_Given request:_ Your task is to copy every line of this material exactly.
---
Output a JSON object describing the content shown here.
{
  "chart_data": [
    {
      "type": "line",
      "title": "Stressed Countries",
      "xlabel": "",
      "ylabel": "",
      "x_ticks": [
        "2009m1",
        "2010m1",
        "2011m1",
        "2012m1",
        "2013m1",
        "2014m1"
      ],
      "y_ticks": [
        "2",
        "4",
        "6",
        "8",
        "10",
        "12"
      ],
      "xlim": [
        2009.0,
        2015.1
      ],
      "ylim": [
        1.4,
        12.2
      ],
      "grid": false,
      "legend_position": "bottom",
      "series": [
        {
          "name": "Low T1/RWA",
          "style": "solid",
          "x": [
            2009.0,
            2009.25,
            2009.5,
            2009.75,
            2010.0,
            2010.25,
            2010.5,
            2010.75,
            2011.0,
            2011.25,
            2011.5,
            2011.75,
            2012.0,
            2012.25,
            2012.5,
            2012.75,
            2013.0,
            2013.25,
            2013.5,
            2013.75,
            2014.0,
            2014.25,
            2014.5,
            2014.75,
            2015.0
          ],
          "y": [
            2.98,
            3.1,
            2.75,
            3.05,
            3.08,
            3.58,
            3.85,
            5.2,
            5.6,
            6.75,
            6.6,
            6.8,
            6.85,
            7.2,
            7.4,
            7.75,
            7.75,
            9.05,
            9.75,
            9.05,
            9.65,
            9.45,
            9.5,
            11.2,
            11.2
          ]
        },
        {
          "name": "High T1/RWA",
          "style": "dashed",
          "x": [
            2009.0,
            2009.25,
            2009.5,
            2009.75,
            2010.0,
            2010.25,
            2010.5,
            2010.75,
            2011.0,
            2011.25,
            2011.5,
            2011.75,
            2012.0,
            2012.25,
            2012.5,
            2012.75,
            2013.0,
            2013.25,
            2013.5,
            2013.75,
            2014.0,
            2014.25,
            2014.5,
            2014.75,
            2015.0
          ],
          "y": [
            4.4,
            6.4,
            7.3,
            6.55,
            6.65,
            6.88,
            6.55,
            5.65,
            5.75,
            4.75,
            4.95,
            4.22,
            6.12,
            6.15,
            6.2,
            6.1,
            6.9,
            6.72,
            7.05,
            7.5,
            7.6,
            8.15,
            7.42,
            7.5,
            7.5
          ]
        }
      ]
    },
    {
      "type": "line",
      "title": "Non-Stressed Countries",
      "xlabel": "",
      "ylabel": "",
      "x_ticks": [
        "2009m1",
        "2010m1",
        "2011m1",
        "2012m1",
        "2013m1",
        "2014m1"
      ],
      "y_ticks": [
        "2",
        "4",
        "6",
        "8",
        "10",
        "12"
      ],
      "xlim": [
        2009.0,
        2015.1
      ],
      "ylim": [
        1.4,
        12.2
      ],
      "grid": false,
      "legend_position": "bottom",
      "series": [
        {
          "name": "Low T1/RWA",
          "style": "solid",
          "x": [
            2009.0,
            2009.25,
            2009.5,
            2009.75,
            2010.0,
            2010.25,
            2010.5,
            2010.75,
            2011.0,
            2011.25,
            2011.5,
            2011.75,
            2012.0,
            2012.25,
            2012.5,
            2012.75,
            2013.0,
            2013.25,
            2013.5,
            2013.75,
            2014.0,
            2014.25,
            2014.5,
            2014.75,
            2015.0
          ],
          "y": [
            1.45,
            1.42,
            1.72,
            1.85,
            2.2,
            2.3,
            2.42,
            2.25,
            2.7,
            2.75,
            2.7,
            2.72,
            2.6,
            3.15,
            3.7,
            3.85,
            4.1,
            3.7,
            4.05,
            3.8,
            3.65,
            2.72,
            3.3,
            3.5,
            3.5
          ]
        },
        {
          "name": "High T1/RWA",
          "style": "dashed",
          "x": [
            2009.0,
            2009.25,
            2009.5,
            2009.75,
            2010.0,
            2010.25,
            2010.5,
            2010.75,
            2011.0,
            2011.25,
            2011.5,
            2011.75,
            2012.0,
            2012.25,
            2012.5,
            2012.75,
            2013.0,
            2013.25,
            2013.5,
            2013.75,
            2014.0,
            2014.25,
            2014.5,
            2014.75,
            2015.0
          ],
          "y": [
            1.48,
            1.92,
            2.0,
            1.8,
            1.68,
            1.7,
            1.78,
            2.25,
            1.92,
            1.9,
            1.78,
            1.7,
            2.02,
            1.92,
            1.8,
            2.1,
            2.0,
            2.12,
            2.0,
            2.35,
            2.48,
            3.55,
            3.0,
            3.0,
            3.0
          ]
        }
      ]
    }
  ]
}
---
_Response to this task:_
Output a JSON object describing the content shown here.
{
  "chart_data": [
    {
      "type": "line",
      "title": "Stressed Countries",
      "xlabel": "",
      "ylabel": "",
      "x_ticks": [
        "2009m1",
        "2010m1",
        "2011m1",
        "2012m1",
        "2013m1",
        "2014m1"
      ],
      "y_ticks": [
        "2",
        "4",
        "6",
        "8",
        "10",
        "12"
      ],
      "xlim": [
        2009.0,
        2015.1
      ],
      "ylim": [
        1.4,
        12.2
      ],
      "grid": false,
      "legend_position": "bottom",
      "series": [
        {
          "name": "Low T1/RWA",
          "style": "solid",
          "x": [
            2009.0,
            2009.25,
            2009.5,
            2009.75,
            2010.0,
            2010.25,
            2010.5,
            2010.75,
            2011.0,
            2011.25,
            2011.5,
            2011.75,
            2012.0,
            2012.25,
            2012.5,
            2012.75,
            2013.0,
            2013.25,
            2013.5,
            2013.75,
            2014.0,
            2014.25,
            2014.5,
            2014.75,
            2015.0
          ],
          "y": [
            2.98,
            3.1,
            2.75,
            3.05,
            3.08,
            3.58,
            3.85,
            5.2,
            5.6,
            6.75,
            6.6,
            6.8,
            6.85,
            7.2,
            7.4,
            7.75,
            7.75,
            9.05,
            9.75,
            9.05,
            9.65,
            9.45,
            9.5,
            11.2,
            11.2
          ]
        },
        {
          "name": "High T1/RWA",
          "style": "dashed",
          "x": [
            2009.0,
            2009.25,
            2009.5,
            2009.75,
            2010.0,
            2010.25,
            2010.5,
            2010.75,
            2011.0,
            2011.25,
            2011.5,
            2011.75,
            2012.0,
            2012.25,
            2012.5,
            2012.75,
            2013.0,
            2013.25,
            2013.5,
            2013.75,
            2014.0,
            2014.25,
            2014.5,
            2014.75,
            2015.0
          ],
          "y": [
            4.4,
            6.4,
            7.3,
            6.55,
            6.65,
            6.88,
            6.55,
            5.65,
            5.75,
            4.75,
            4.95,
            4.22,
            6.12,
            6.15,
            6.2,
            6.1,
            6.9,
            6.72,
            7.05,
            7.5,
            7.6,
            8.15,
            7.42,
            7.5,
            7.5
          ]
        }
      ]
    },
    {
      "type": "line",
      "title": "Non-Stressed Countries",
      "xlabel": "",
      "ylabel": "",
      "x_ticks": [
        "2009m1",
        "2010m1",
        "2011m1",
        "2012m1",
        "2013m1",
        "2014m1"
      ],
      "y_ticks": [
        "2",
        "4",
        "6",
        "8",
        "10",
        "12"
      ],
      "xlim": [
        2009.0,
        2015.1
      ],
      "ylim": [
        1.4,
        12.2
      ],
      "grid": false,
      "legend_position": "bottom",
      "series": [
        {
          "name": "Low T1/RWA",
          "style": "solid",
          "x": [
            2009.0,
            2009.25,
            2009.5,
            2009.75,
            2010.0,
            2010.25,
            2010.5,
            2010.75,
            2011.0,
            2011.25,
            2011.5,
            2011.75,
            2012.0,
            2012.25,
            2012.5,
            2012.75,
            2013.0,
            2013.25,
            2013.5,
            2013.75,
            2014.0,
            2014.25,
            2014.5,
            2014.75,
            2015.0
          ],
          "y": [
            1.45,
            1.42,
            1.72,
            1.85,
            2.2,
            2.3,
            2.42,
            2.25,
            2.7,
            2.75,
            2.7,
            2.72,
            2.6,
            3.15,
            3.7,
            3.85,
            4.1,
            3.7,
            4.05,
            3.8,
            3.65,
            2.72,
            3.3,
            3.5,
            3.5
          ]
        },
        {
          "name": "High T1/RWA",
          "style": "dashed",
          "x": [
            2009.0,
            2009.25,
            2009.5,
            2009.75,
            2010.0,
            2010.25,
            2010.5,
            2010.75,
            2011.0,
            2011.25,
            2011.5,
            2011.75,
            2012.0,
            2012.25,
            2012.5,
            2012.75,
            2013.0,
            2013.25,
            2013.5,
            2013.75,
            2014.0,
            2014.25,
            2014.5,
            2014.75,
            2015.0
          ],
          "y": [
            1.48,
            1.92,
            2.0,
            1.8,
            1.68,
            1.7,
            1.78,
            2.25,
            1.92,
            1.9,
            1.78,
            1.7,
            2.02,
            1.92,
            1.8,
            2.1,
            2.0,
            2.12,
            2.0,
            2.35,
            2.48,
            3.55,
            3.0,
            3.0,
            3.0
          ]
        }
      ]
    }
  ]
}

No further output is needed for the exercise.